» **PROBLEM STATEMENT**
Extract the lines that hold the string "Akkuschrauber".

(Raw records)
****************

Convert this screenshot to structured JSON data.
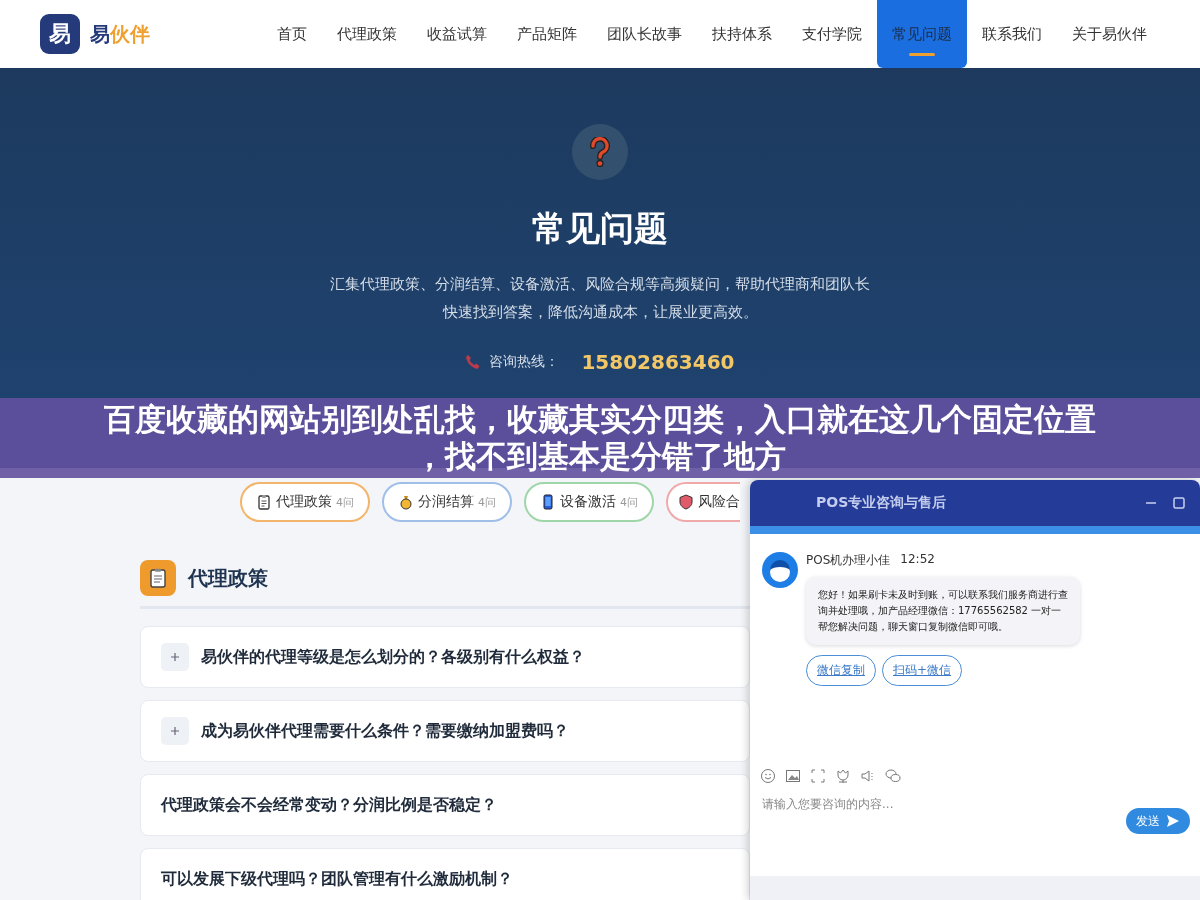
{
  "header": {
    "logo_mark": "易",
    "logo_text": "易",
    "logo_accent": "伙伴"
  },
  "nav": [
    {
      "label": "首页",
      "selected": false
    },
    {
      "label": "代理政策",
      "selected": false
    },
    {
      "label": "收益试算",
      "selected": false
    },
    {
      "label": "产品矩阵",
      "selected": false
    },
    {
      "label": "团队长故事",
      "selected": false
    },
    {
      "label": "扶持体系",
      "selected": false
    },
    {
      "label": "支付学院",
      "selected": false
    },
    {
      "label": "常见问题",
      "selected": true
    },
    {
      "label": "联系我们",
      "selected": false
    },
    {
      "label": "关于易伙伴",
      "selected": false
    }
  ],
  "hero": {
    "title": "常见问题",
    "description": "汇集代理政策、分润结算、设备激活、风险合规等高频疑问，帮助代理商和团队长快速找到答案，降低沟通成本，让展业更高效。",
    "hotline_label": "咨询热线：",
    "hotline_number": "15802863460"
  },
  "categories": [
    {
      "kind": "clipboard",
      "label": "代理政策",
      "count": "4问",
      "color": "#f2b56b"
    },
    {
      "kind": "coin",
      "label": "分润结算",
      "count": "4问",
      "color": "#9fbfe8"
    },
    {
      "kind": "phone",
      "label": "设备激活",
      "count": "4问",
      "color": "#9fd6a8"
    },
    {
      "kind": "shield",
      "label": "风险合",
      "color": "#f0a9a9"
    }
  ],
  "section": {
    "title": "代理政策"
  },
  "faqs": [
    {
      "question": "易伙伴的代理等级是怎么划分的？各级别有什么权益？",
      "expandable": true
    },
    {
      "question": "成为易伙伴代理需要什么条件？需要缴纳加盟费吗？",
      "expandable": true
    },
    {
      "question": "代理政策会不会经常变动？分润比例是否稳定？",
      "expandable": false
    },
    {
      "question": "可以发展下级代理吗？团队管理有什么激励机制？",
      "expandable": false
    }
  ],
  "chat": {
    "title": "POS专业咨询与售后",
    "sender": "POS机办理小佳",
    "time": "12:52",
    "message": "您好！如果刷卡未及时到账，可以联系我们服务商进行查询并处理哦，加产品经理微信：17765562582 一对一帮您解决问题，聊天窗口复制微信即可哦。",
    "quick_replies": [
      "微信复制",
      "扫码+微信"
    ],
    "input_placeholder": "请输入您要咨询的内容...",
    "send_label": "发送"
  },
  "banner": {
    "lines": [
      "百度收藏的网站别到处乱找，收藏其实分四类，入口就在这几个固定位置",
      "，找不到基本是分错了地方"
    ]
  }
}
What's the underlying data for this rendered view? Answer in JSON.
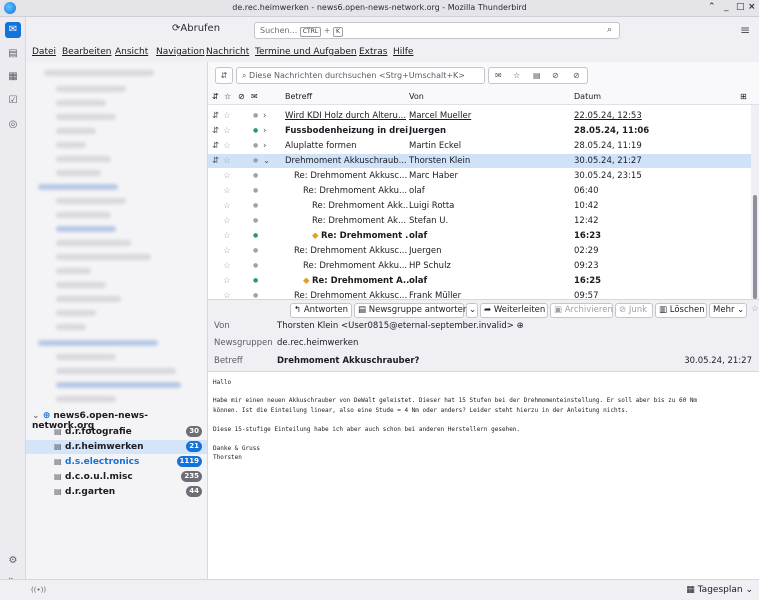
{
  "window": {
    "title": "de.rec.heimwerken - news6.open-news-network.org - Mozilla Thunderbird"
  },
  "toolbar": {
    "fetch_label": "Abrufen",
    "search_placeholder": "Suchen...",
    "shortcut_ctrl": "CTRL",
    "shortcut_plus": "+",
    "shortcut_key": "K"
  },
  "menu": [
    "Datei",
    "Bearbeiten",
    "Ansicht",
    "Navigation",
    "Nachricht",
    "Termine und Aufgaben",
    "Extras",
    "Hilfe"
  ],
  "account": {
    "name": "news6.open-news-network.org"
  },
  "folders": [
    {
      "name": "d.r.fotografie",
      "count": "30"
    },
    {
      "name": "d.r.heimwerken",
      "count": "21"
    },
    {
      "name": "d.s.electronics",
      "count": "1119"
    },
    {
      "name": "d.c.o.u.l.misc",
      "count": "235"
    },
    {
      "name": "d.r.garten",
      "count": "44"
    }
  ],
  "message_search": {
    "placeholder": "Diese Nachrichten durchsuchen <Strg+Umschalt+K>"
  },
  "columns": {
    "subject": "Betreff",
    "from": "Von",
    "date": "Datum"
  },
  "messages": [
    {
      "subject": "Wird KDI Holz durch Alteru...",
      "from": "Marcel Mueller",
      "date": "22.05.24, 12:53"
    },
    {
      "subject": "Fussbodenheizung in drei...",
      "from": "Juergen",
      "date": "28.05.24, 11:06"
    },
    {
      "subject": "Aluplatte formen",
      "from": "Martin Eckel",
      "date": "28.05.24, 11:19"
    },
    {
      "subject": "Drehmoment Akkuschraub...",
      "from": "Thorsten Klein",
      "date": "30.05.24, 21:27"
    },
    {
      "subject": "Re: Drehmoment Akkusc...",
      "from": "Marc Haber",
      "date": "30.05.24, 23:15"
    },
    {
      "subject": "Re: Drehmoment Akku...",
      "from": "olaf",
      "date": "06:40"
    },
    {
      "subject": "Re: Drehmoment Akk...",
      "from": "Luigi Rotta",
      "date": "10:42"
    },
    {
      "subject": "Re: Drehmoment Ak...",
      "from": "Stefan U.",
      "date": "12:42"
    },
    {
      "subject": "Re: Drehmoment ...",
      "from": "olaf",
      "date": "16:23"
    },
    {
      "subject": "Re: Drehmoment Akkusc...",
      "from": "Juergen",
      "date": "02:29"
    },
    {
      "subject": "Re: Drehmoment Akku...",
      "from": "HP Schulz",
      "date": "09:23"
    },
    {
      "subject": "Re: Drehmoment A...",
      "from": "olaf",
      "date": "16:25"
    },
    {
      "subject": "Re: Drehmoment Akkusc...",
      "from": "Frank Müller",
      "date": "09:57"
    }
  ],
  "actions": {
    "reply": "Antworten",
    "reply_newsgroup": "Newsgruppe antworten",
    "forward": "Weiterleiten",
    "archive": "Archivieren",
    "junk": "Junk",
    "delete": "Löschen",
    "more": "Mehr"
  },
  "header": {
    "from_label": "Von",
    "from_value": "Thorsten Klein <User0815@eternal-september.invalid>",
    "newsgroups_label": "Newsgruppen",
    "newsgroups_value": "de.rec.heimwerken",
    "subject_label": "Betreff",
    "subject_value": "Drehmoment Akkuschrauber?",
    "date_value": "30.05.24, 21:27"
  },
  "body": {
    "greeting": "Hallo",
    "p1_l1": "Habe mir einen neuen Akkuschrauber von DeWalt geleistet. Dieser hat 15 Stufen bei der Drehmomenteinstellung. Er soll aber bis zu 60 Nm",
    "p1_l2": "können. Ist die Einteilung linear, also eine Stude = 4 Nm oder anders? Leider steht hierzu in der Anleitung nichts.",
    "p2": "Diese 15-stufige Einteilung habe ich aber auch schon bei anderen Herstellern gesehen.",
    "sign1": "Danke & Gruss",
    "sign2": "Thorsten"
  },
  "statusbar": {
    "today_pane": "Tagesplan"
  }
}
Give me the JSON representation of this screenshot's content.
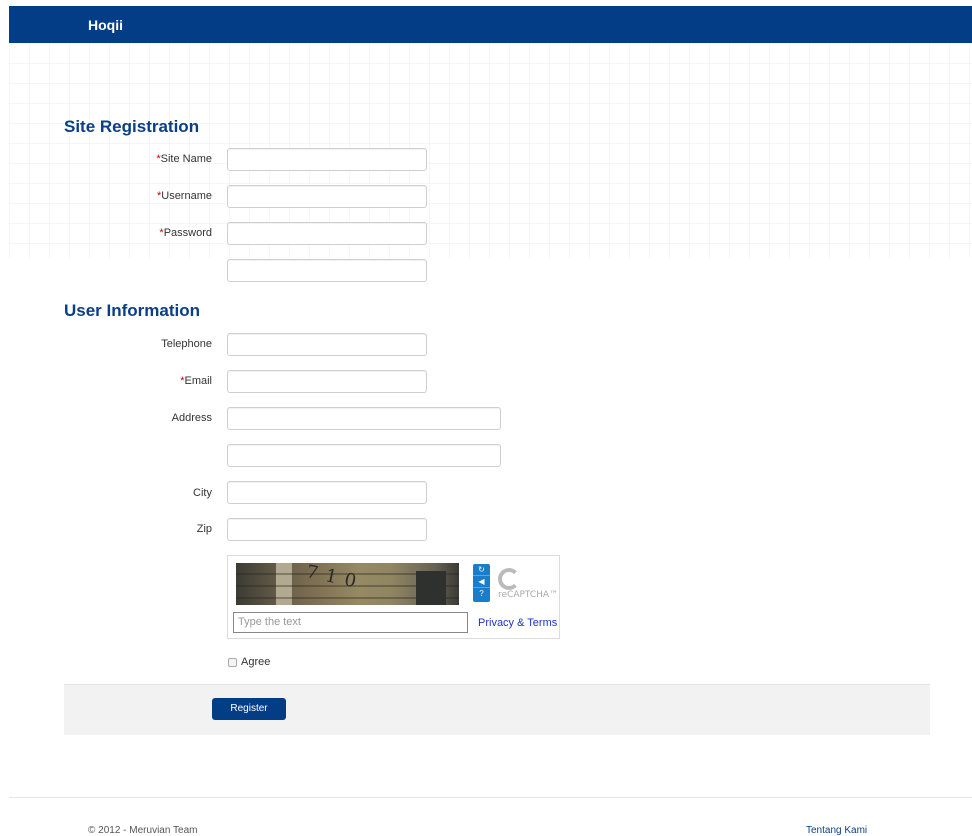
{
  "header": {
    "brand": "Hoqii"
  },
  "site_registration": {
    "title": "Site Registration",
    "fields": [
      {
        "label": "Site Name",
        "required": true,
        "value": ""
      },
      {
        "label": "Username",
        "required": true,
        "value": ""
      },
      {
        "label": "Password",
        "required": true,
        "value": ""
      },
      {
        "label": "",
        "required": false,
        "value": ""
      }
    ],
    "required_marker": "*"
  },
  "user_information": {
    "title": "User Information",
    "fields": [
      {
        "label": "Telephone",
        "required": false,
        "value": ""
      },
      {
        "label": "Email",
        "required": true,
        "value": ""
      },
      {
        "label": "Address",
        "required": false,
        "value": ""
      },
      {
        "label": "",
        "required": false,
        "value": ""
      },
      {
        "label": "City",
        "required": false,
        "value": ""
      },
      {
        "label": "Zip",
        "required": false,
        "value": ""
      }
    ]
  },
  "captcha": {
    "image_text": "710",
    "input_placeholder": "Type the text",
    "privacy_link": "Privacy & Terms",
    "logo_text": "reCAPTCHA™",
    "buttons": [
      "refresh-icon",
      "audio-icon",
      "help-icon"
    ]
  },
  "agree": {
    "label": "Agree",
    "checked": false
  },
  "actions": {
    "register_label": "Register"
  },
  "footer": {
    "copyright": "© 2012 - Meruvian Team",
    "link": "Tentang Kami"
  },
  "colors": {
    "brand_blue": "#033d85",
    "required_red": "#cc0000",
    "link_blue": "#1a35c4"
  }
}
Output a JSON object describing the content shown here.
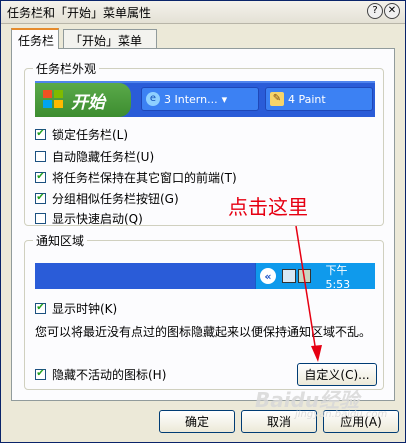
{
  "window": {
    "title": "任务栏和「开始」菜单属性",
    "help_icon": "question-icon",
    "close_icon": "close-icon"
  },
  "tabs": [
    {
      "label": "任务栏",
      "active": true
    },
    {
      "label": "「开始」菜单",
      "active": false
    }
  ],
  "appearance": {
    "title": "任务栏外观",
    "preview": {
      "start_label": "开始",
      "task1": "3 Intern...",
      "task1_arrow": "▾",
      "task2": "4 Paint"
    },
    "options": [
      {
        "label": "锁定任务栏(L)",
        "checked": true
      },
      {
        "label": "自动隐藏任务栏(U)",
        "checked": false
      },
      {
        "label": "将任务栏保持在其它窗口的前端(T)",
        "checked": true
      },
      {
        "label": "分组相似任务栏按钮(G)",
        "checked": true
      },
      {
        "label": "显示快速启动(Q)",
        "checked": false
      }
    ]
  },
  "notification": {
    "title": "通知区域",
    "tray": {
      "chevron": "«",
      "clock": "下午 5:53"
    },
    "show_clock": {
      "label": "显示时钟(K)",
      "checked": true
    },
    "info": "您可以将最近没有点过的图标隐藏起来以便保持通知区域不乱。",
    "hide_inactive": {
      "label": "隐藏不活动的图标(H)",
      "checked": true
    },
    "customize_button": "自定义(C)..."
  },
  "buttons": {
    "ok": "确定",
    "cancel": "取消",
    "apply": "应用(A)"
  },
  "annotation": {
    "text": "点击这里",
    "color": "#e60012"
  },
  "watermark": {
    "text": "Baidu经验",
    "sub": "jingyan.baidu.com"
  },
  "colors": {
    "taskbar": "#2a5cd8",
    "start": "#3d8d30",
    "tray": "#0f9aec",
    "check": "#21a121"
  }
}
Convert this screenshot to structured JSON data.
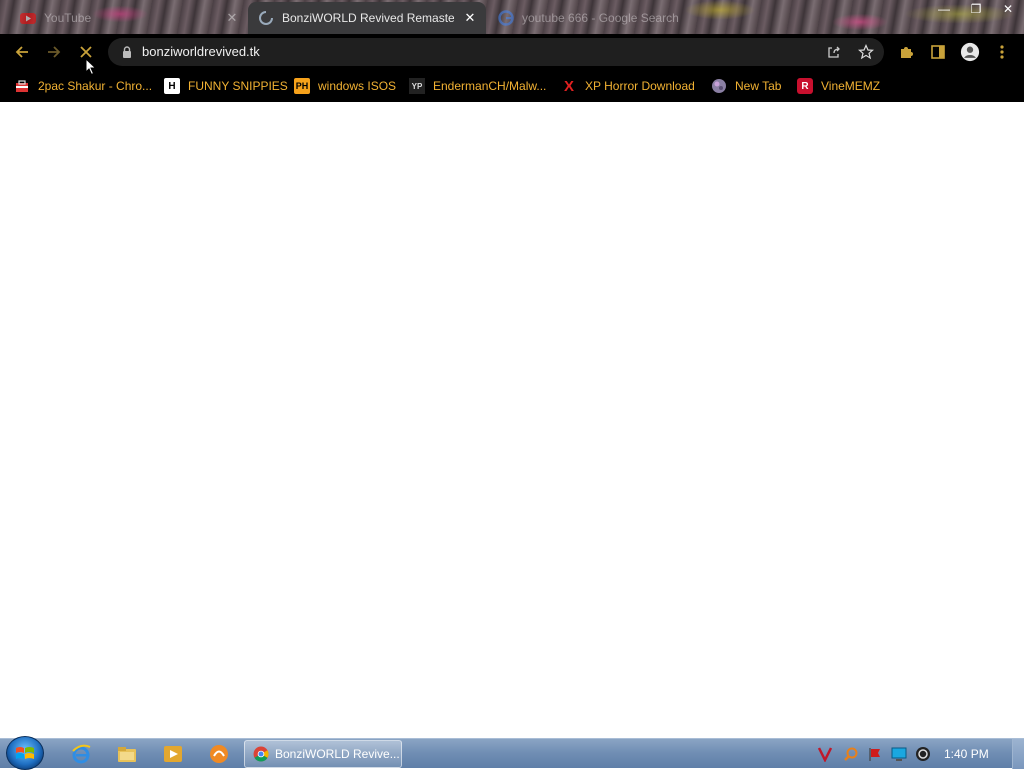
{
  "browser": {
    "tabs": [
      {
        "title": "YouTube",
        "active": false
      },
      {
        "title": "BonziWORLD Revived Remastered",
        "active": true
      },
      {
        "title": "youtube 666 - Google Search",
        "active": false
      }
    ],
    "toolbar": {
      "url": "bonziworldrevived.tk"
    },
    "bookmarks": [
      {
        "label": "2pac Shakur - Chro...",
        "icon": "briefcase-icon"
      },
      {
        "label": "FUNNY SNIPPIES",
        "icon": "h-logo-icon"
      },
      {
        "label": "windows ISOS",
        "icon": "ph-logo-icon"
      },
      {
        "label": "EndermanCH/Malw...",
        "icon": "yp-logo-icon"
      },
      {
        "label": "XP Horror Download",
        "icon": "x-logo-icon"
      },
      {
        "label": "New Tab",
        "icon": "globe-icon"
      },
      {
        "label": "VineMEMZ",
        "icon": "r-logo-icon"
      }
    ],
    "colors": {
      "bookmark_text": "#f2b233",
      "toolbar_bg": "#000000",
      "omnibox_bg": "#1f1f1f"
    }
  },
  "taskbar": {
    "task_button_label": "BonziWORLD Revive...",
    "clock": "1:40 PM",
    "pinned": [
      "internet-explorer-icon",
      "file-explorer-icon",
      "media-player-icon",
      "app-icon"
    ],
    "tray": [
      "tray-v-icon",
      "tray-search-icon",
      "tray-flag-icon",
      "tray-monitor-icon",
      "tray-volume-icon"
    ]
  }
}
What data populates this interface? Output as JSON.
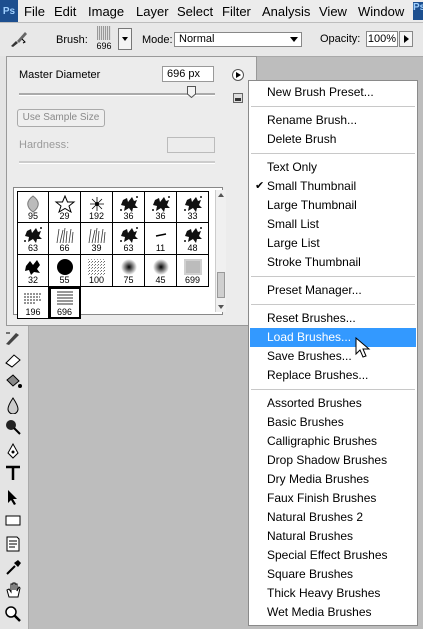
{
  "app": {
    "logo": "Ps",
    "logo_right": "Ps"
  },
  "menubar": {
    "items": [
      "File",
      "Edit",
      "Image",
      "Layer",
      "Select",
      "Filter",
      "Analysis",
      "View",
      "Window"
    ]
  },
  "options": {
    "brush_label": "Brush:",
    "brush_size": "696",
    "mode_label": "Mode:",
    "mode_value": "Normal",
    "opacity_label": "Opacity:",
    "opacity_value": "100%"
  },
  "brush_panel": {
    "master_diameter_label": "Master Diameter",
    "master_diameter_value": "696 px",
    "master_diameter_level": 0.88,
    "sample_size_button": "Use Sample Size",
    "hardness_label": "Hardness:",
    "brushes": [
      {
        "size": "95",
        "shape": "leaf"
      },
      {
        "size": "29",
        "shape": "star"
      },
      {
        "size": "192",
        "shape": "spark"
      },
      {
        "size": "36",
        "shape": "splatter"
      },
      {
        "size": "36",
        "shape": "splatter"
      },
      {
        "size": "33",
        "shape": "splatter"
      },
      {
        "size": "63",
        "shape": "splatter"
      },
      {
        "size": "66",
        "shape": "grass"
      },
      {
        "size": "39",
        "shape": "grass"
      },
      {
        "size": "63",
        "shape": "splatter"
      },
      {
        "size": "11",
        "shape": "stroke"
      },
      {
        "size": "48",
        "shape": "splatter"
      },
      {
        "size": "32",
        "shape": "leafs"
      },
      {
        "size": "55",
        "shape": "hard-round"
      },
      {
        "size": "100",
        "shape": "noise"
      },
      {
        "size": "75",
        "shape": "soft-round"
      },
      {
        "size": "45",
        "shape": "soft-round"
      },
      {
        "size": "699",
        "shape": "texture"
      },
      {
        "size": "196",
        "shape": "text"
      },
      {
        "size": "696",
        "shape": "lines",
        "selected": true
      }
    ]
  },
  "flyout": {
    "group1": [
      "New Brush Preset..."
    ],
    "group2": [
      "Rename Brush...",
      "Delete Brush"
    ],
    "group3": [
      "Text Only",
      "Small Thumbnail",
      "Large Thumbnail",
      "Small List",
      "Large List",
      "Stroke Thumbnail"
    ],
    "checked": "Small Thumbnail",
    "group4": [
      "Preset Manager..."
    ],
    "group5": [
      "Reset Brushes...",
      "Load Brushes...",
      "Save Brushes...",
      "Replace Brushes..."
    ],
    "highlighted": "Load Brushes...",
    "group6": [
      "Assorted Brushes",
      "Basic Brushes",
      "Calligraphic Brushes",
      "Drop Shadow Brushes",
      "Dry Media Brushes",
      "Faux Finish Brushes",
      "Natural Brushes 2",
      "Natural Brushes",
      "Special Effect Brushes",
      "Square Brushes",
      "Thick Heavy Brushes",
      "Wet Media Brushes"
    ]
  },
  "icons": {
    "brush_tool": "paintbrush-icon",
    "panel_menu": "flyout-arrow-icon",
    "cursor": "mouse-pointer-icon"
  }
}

****************

» **WRITTEN SOLUTION**
    "subject_value": "Drehmoment Akkuschrauber?",
    "p1_l1": "Habe mir einen neuen Akkuschrauber von DeWalt geleistet. Dieser hat 15 Stufen bei der Drehmomenteinstellung. Er soll aber bis zu 60 Nm",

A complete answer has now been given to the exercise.